Recorded data
------------------------------
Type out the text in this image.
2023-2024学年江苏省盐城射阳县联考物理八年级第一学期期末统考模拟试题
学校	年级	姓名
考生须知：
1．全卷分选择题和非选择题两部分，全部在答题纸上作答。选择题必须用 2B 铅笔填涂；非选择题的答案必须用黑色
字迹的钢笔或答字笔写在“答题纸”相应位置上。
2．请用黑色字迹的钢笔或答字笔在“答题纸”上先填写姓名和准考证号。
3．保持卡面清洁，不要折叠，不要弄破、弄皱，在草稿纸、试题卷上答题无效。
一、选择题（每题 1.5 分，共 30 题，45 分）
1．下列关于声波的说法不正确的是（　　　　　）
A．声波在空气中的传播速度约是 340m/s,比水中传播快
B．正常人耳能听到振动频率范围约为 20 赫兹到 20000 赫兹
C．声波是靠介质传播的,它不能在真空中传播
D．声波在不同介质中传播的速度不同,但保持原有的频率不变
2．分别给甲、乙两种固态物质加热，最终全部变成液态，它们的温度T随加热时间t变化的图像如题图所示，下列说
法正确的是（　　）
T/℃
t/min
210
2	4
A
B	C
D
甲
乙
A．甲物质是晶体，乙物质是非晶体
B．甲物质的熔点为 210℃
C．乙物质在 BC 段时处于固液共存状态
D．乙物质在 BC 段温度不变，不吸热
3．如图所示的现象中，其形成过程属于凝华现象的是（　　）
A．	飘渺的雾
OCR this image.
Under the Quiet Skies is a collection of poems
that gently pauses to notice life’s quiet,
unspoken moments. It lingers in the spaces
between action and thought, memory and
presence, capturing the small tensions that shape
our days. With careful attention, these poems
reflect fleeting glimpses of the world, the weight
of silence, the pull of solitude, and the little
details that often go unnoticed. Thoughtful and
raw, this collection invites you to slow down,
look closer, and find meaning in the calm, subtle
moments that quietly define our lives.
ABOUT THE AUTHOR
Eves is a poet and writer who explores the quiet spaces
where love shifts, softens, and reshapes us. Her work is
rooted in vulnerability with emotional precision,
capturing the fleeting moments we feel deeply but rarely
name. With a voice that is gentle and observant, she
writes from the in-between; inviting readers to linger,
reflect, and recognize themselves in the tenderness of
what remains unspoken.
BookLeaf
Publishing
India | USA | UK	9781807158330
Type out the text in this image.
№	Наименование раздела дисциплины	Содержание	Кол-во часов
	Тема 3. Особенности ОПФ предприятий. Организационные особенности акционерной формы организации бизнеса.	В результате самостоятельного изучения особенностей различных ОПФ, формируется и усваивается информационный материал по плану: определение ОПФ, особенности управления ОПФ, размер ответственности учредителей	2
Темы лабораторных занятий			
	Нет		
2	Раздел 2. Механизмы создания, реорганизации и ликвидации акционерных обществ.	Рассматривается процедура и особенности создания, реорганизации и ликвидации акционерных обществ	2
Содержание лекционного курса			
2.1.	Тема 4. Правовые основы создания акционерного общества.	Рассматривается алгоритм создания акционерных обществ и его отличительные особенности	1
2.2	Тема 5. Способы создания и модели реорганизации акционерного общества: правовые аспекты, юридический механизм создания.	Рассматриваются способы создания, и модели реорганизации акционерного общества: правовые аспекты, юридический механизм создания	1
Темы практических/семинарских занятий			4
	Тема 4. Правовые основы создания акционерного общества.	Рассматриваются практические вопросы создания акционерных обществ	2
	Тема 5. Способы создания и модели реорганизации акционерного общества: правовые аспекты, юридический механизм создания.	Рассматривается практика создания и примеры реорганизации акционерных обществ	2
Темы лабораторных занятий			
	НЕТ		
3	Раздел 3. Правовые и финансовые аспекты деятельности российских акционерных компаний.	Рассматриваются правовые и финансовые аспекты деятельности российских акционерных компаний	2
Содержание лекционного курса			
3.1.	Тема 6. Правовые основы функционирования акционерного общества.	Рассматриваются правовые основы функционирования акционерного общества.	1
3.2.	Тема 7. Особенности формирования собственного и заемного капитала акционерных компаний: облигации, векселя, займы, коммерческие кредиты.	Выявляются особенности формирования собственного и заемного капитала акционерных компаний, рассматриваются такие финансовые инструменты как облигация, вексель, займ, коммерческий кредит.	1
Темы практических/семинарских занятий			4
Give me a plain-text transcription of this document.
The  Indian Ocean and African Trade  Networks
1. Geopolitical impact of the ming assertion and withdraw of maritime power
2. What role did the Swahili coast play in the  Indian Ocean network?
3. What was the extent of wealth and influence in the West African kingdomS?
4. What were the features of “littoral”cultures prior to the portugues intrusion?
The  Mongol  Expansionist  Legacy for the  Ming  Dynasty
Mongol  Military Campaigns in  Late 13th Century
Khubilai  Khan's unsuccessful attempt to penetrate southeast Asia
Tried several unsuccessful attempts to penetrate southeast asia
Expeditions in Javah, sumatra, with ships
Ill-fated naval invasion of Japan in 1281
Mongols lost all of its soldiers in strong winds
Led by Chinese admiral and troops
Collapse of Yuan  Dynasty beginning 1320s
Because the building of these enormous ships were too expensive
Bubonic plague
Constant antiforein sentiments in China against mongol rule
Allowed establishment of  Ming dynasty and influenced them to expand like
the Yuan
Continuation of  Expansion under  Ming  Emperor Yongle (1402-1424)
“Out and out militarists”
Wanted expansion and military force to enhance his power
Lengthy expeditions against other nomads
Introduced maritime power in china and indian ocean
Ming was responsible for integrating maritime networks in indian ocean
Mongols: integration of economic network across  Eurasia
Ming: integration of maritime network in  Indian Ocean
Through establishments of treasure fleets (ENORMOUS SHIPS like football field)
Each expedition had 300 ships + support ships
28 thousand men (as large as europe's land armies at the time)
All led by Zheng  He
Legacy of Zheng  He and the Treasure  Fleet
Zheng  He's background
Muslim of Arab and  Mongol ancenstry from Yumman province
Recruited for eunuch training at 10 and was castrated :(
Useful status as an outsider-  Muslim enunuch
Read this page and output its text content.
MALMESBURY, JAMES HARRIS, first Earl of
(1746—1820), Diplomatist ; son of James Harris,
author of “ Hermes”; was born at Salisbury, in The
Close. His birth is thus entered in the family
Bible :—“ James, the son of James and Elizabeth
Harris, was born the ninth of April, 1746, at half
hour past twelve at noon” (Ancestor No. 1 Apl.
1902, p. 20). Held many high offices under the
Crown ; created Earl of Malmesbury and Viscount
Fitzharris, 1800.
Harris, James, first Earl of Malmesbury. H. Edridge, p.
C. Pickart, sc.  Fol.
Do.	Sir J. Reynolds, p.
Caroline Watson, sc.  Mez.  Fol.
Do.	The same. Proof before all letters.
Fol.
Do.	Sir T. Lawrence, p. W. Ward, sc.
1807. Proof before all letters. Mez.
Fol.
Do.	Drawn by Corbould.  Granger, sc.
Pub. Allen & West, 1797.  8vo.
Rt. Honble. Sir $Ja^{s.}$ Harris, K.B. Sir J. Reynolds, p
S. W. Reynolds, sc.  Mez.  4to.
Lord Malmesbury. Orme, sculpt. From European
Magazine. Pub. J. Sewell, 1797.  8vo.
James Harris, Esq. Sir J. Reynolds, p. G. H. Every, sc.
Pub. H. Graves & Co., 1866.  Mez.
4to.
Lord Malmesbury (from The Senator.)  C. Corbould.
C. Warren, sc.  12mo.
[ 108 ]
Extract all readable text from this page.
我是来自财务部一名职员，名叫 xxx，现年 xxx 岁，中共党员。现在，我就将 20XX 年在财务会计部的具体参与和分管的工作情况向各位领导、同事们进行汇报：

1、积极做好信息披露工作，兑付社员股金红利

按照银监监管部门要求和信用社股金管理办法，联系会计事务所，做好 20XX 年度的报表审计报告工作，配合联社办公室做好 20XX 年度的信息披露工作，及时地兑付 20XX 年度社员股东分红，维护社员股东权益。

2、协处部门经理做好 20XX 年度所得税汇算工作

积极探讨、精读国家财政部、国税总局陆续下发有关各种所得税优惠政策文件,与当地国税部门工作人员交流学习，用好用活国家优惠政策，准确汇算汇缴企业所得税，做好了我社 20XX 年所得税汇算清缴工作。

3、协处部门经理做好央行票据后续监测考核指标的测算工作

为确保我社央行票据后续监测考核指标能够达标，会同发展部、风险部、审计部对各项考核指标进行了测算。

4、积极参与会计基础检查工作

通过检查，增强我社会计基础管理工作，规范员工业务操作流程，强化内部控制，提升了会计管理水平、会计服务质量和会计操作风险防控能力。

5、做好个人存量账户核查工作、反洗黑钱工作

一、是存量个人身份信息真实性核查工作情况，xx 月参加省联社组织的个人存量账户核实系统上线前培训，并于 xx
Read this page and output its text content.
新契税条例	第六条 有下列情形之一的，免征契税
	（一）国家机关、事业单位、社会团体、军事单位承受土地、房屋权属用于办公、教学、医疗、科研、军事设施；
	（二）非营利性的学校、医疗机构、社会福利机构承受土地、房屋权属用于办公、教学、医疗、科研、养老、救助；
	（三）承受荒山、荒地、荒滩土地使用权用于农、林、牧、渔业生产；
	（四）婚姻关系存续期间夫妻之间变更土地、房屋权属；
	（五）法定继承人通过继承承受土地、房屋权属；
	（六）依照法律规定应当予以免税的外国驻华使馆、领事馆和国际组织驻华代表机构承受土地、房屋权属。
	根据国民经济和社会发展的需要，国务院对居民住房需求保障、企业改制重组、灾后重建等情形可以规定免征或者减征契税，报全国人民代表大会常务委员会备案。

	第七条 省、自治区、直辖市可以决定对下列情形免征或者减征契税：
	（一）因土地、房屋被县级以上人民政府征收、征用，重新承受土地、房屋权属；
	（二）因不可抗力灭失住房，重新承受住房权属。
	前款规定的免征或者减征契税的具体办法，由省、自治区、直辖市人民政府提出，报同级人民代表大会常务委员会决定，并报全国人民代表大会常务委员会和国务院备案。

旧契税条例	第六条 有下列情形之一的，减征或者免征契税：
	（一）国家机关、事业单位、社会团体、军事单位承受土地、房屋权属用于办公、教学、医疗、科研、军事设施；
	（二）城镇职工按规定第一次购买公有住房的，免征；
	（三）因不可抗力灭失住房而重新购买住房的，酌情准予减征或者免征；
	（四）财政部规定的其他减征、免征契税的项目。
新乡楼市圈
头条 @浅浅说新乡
------------------------------
Set exercise: Report the number of lines that contain "有下列情形之一的", with no other words.

Task solution: 2